Exercise instructions: Copy, in full, each line of the material that holds the word "myself".

Data:

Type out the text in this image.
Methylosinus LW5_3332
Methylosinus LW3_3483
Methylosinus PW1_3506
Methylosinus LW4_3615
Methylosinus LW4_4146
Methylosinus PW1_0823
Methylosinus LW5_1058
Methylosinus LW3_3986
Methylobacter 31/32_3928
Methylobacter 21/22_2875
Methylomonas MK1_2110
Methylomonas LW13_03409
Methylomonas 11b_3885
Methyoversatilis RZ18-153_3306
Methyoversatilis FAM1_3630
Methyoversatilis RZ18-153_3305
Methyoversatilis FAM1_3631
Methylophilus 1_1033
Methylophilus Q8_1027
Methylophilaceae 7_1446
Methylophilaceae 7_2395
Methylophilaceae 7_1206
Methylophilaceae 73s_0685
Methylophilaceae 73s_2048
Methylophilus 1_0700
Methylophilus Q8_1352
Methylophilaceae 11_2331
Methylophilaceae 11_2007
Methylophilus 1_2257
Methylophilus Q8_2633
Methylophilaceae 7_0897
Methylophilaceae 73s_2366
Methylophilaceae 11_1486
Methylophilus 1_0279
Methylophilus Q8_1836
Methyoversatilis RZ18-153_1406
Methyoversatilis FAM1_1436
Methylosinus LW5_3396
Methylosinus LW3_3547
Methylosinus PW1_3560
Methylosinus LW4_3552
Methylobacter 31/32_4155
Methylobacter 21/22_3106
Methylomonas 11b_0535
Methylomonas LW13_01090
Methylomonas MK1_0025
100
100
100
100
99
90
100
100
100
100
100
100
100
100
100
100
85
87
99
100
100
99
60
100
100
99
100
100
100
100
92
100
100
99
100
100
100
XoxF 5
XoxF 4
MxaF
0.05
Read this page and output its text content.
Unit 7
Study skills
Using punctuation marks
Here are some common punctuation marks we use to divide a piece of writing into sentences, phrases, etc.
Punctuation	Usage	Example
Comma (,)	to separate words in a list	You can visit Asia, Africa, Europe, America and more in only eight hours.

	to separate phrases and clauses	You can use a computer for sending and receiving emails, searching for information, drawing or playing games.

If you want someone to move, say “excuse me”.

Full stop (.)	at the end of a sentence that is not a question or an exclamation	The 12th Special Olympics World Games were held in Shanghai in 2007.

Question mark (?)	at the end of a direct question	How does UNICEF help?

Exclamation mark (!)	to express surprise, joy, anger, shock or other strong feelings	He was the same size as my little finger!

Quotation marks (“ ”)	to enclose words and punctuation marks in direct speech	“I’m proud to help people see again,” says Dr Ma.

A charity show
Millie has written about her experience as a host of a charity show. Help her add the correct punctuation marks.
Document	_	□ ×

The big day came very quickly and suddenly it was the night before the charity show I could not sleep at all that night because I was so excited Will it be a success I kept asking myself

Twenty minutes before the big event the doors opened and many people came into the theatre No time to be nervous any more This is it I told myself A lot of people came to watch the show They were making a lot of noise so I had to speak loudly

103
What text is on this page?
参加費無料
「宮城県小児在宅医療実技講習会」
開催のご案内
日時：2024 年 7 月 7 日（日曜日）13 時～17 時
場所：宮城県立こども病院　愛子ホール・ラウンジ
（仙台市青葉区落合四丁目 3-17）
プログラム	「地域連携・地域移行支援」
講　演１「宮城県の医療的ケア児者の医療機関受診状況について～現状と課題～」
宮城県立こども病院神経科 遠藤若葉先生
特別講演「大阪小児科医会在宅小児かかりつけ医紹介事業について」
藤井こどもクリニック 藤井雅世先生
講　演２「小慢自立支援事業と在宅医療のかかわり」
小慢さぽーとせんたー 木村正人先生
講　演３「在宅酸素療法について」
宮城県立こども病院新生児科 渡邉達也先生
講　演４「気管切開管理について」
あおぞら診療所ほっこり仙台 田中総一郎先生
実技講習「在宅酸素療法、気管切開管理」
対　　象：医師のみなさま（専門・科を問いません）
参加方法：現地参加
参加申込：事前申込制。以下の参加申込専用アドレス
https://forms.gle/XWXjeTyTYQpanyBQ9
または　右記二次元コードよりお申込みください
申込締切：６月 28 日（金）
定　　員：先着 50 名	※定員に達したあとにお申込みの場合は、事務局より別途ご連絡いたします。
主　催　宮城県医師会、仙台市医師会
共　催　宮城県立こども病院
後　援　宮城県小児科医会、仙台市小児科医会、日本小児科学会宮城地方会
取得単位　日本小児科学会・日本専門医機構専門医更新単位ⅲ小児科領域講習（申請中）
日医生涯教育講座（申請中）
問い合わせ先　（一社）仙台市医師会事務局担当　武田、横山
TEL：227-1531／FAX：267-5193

Finished answer:
The big day came very quickly and suddenly it was the night before the charity show I could not sleep at all that night because I was so excited Will it be a success I kept asking myself
Twenty minutes before the big event the doors opened and many people came into the theatre No time to be nervous any more This is it I told myself A lot of people came to watch the show They were making a lot of noise so I had to speak loudly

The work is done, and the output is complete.